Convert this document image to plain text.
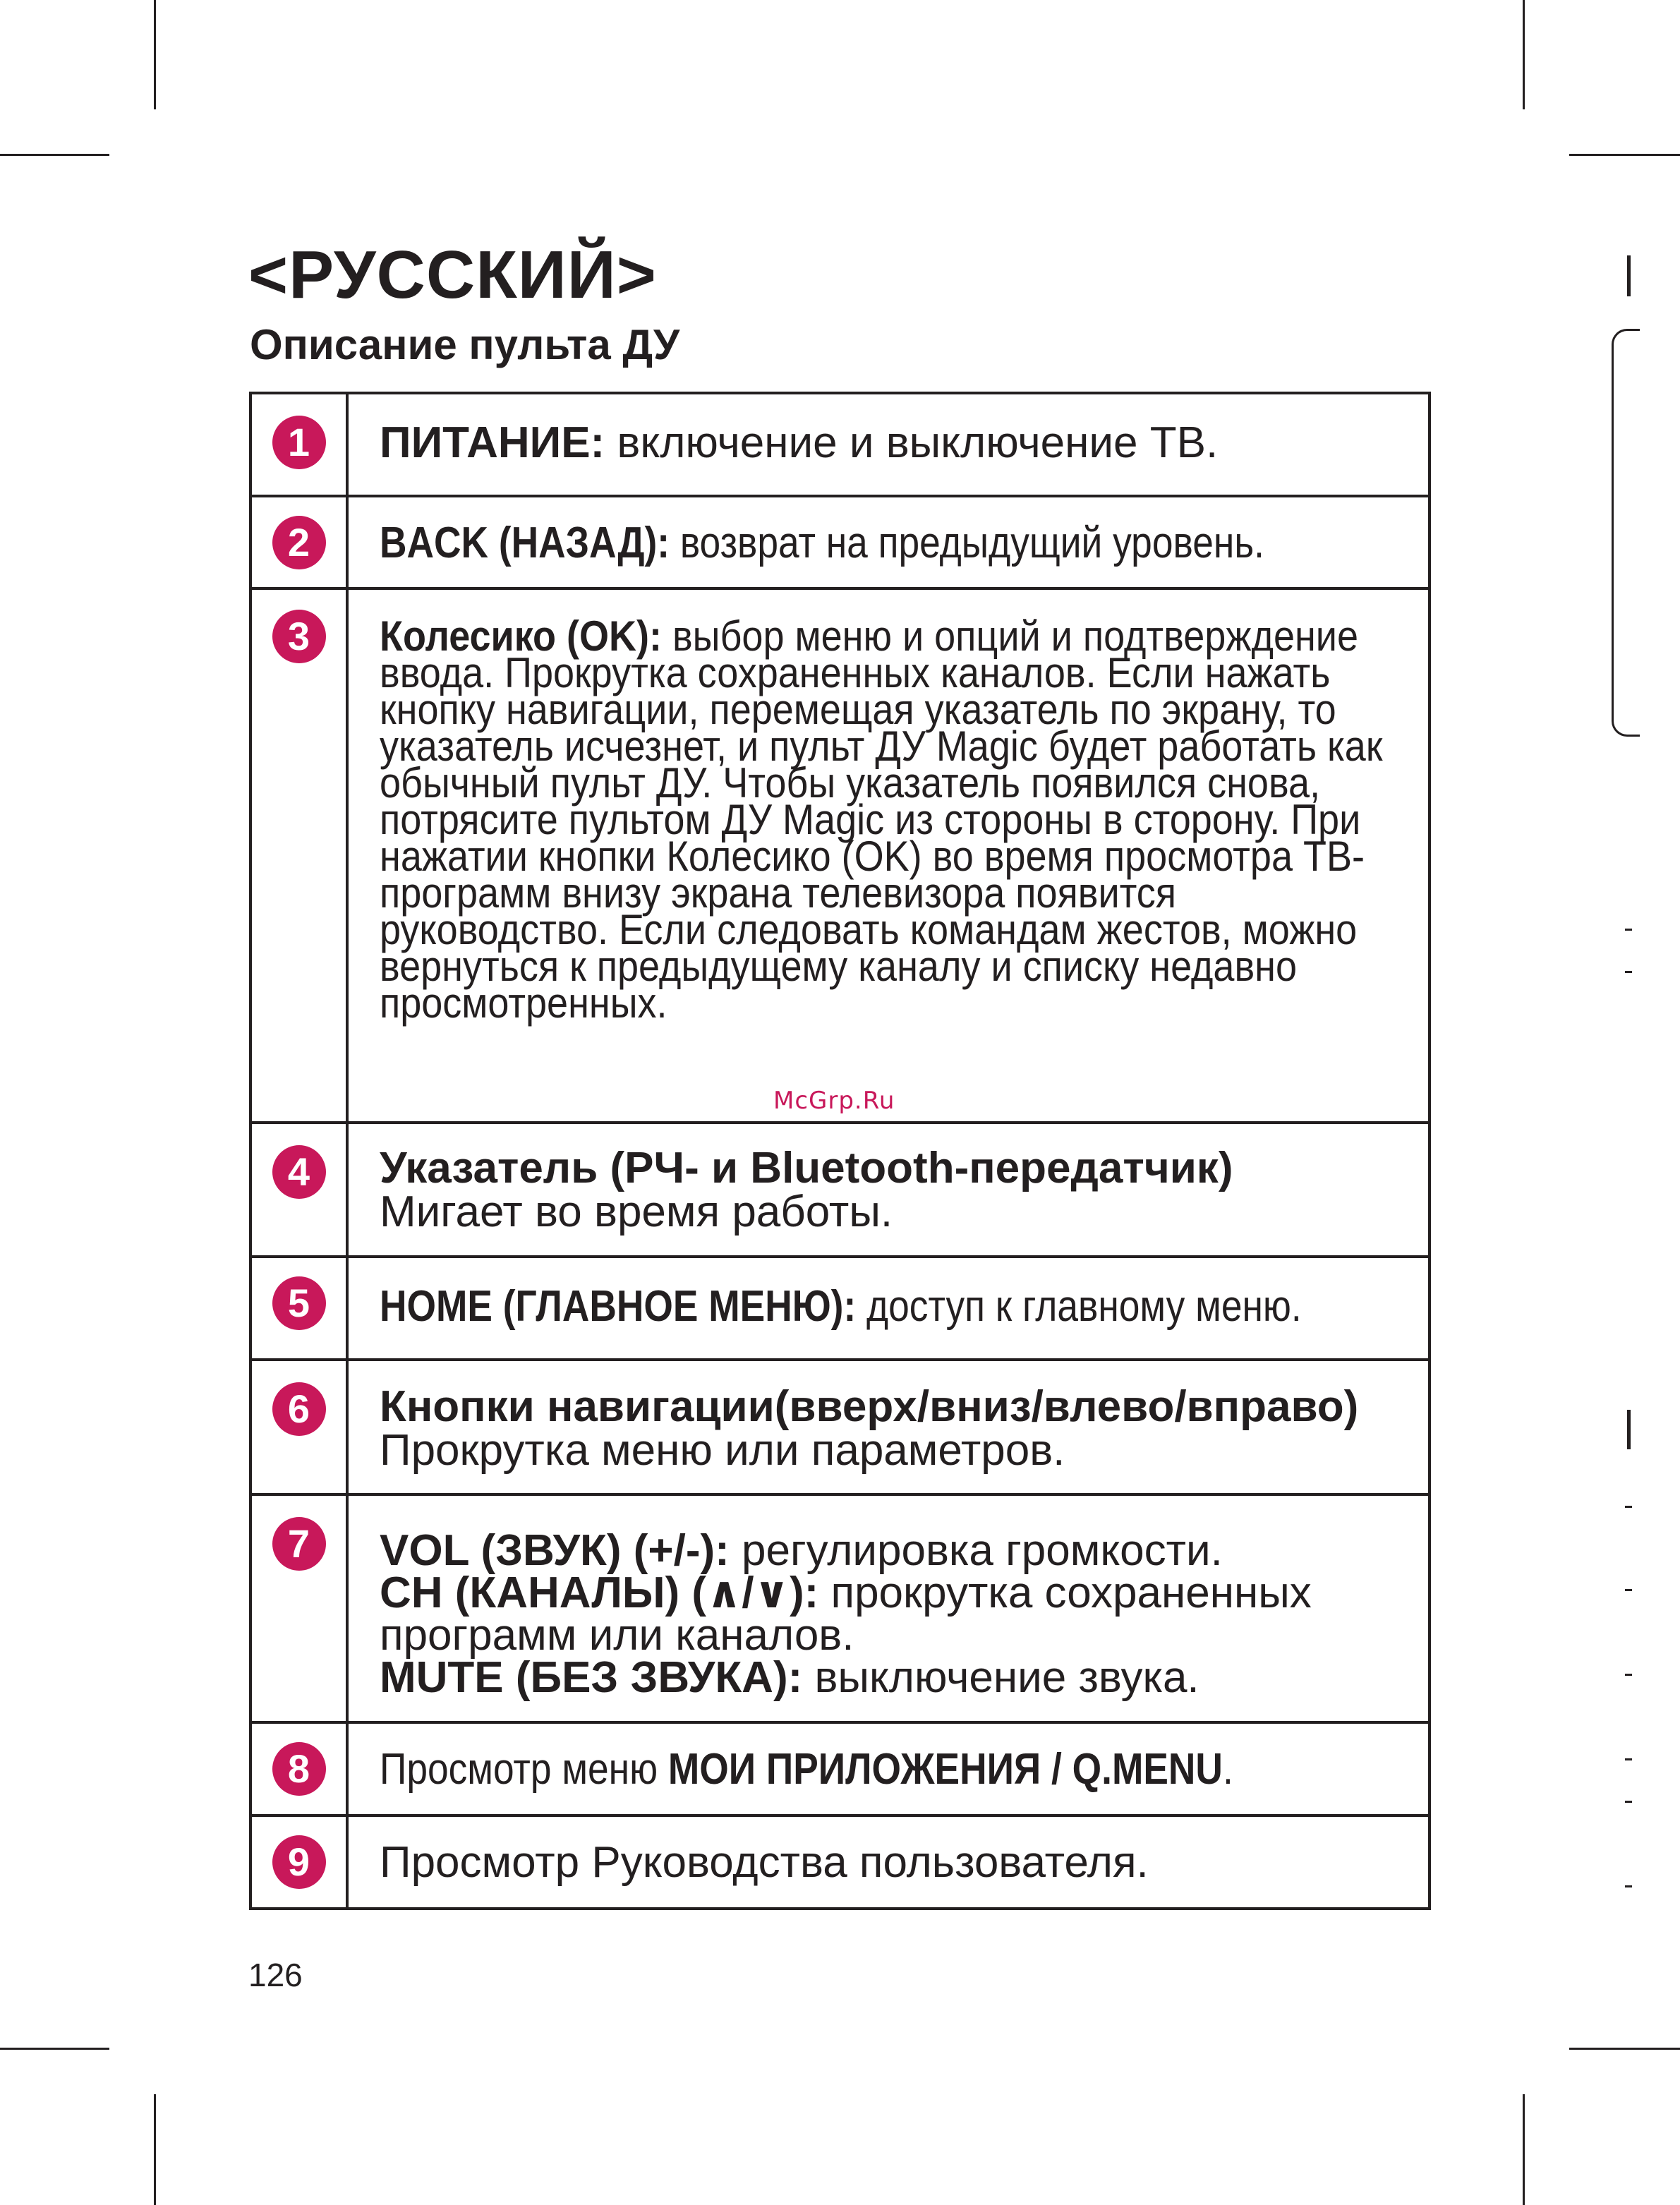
<РУССКИЙ>
Описание пульта ДУ
1	ПИТАНИЕ: включение и выключение ТВ.

2	BACK (НАЗАД): возврат на предыдущий уровень.

3	Колесико (OK): выбор меню и опций и подтверждение ввода. Прокрутка сохраненных каналов. Если нажать кнопку навигации, перемещая указатель по экрану, то указатель исчезнет, и пульт ДУ Magic будет работать как обычный пульт ДУ. Чтобы указатель появился снова, потрясите пультом ДУ Magic из стороны в сторону. При нажатии кнопки Колесико (OK) во время просмотра ТВ-программ внизу экрана телевизора появится руководство. Если следовать командам жестов, можно вернуться к предыдущему каналу и списку недавно просмотренных.

4	Указатель (РЧ- и Bluetooth-передатчик)
Мигает во время работы.

5	HOME (ГЛАВНОЕ МЕНЮ): доступ к главному меню.

6	Кнопки навигации(вверх/вниз/влево/вправо)
Прокрутка меню или параметров.

7	VOL (ЗВУК) (+/-): регулировка громкости.
CH (КАНАЛЫ) (∧/∨): прокрутка сохраненных программ или каналов.
MUTE (БЕЗ ЗВУКА): выключение звука.

8	Просмотр меню МОИ ПРИЛОЖЕНИЯ / Q.MENU.

9	Просмотр Руководства пользователя.
McGrp.Ru
126
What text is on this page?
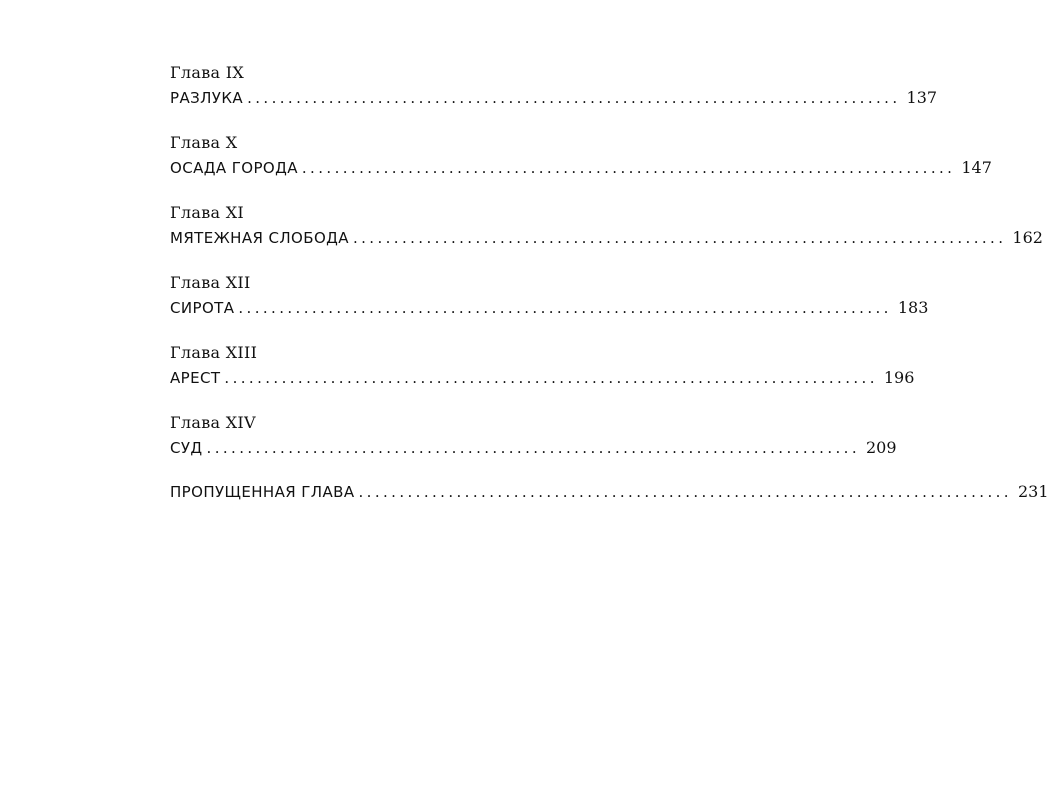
Глава IX
РАЗЛУКА ................................................................................ 137
Глава X
ОСАДА ГОРОДА ................................................................................ 147
Глава XI
МЯТЕЖНАЯ СЛОБОДА ................................................................................ 162
Глава XII
СИРОТА ................................................................................ 183
Глава XIII
АРЕСТ ................................................................................ 196
Глава XIV
СУД ................................................................................ 209
ПРОПУЩЕННАЯ ГЛАВА ................................................................................ 231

### [Written task]
Which lines contain the word "this"? Copy each of them.

### [Written answer]
Convert this document image to plain text.
What text is on this page?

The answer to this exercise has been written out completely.